◆ **Given request**
Write out the rows from the line containing "360, 14, 371]" through the line containing "6, 723, 20]", both included, copying each one exactly.

:::::

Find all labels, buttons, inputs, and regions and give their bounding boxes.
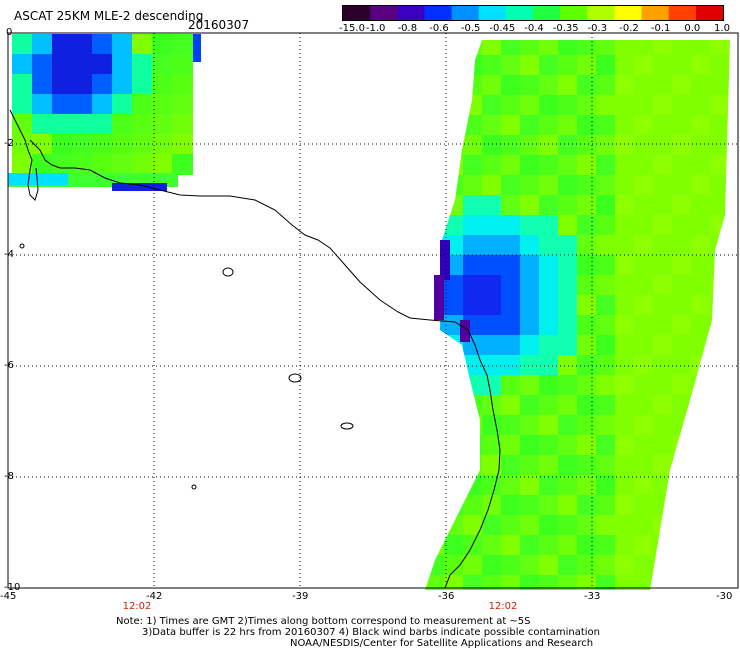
latitude-label: -6	[4, 360, 14, 371]
colorbar-swatch	[668, 6, 697, 20]
longitude-label: -30	[716, 591, 733, 602]
latitude-label: -4	[4, 249, 14, 260]
product-title: ASCAT 25KM MLE-2 descending	[14, 9, 204, 23]
colorbar-tick-label: 0.0	[684, 23, 701, 34]
coastline	[29, 139, 501, 589]
island-outline	[222, 267, 234, 277]
colorbar-tick-label: -0.4	[524, 23, 544, 34]
latitude-label: -2	[4, 138, 14, 149]
colorbar-swatch	[505, 6, 534, 20]
colorbar-tick-label: -15.0	[339, 23, 365, 34]
latitude-label: -8	[4, 471, 14, 482]
islands	[19, 243, 354, 490]
colorbar-tick-label: -0.35	[552, 23, 579, 34]
colorbar-swatch	[695, 6, 723, 20]
note-line-2: 3)Data buffer is 22 hrs from 20160307 4)…	[142, 627, 600, 638]
longitude-label: -39	[292, 591, 309, 602]
colorbar-tick-label: -0.1	[650, 23, 671, 34]
colorbar-swatch	[370, 6, 398, 20]
note-line-3: NOAA/NESDIS/Center for Satellite Applica…	[290, 638, 594, 649]
graticule	[7, 32, 739, 589]
colorbar-tick-label: -0.45	[489, 23, 516, 34]
pass-time-label: 12:02	[488, 601, 518, 612]
colorbar-tick-label: 1.0	[714, 23, 730, 34]
note-line-1: Note: 1) Times are GMT 2)Times along bot…	[116, 616, 531, 627]
colorbar-swatch	[424, 6, 453, 20]
island-outline	[340, 422, 354, 430]
longitude-label: -42	[146, 591, 163, 602]
colorbar-swatch	[641, 6, 670, 20]
map-frame	[7, 32, 739, 589]
colorbar-swatch	[397, 6, 426, 20]
colorbar-swatch	[478, 6, 507, 20]
island-outline	[191, 484, 197, 490]
colorbar-tick-label: -0.5	[460, 23, 481, 34]
colorbar-tick-label: -0.6	[429, 23, 449, 34]
colorbar	[342, 5, 724, 21]
colorbar-swatch	[560, 6, 588, 20]
latitude-label: -10	[4, 582, 21, 593]
colorbar-swatch	[343, 6, 371, 20]
colorbar-swatch	[587, 6, 616, 20]
colorbar-swatch	[451, 6, 480, 20]
colorbar-tick-label: -0.2	[619, 23, 639, 34]
colorbar-swatch	[614, 6, 643, 20]
wind-swath	[8, 34, 730, 590]
colorbar-tick-label: -0.8	[397, 23, 418, 34]
colorbar-tick-label: -0.3	[587, 23, 608, 34]
colorbar-swatch	[533, 6, 561, 20]
longitude-label: -33	[584, 591, 601, 602]
latitude-label: 0	[6, 27, 13, 38]
island-outline	[19, 243, 25, 249]
coastline-detail	[9, 109, 39, 201]
colorbar-tick-label: -1.0	[365, 23, 386, 34]
longitude-label: -36	[438, 591, 455, 602]
pass-time-label: 12:02	[122, 601, 152, 612]
product-date: 20160307	[188, 18, 250, 32]
longitude-label: -45	[0, 591, 17, 602]
island-outline	[288, 373, 302, 383]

:::::

◆ **Output for this task**
latitude-label: -6	[4, 360, 14, 371]
colorbar-swatch	[668, 6, 697, 20]
longitude-label: -30	[716, 591, 733, 602]
latitude-label: -4	[4, 249, 14, 260]
product-title: ASCAT 25KM MLE-2 descending	[14, 9, 204, 23]
colorbar-tick-label: 0.0	[684, 23, 701, 34]
coastline	[29, 139, 501, 589]
island-outline	[222, 267, 234, 277]
colorbar-tick-label: -0.4	[524, 23, 544, 34]
latitude-label: -2	[4, 138, 14, 149]
colorbar-swatch	[505, 6, 534, 20]
colorbar-tick-label: -15.0	[339, 23, 365, 34]
latitude-label: -8	[4, 471, 14, 482]
islands	[19, 243, 354, 490]
colorbar-tick-label: -0.35	[552, 23, 579, 34]
colorbar-swatch	[695, 6, 723, 20]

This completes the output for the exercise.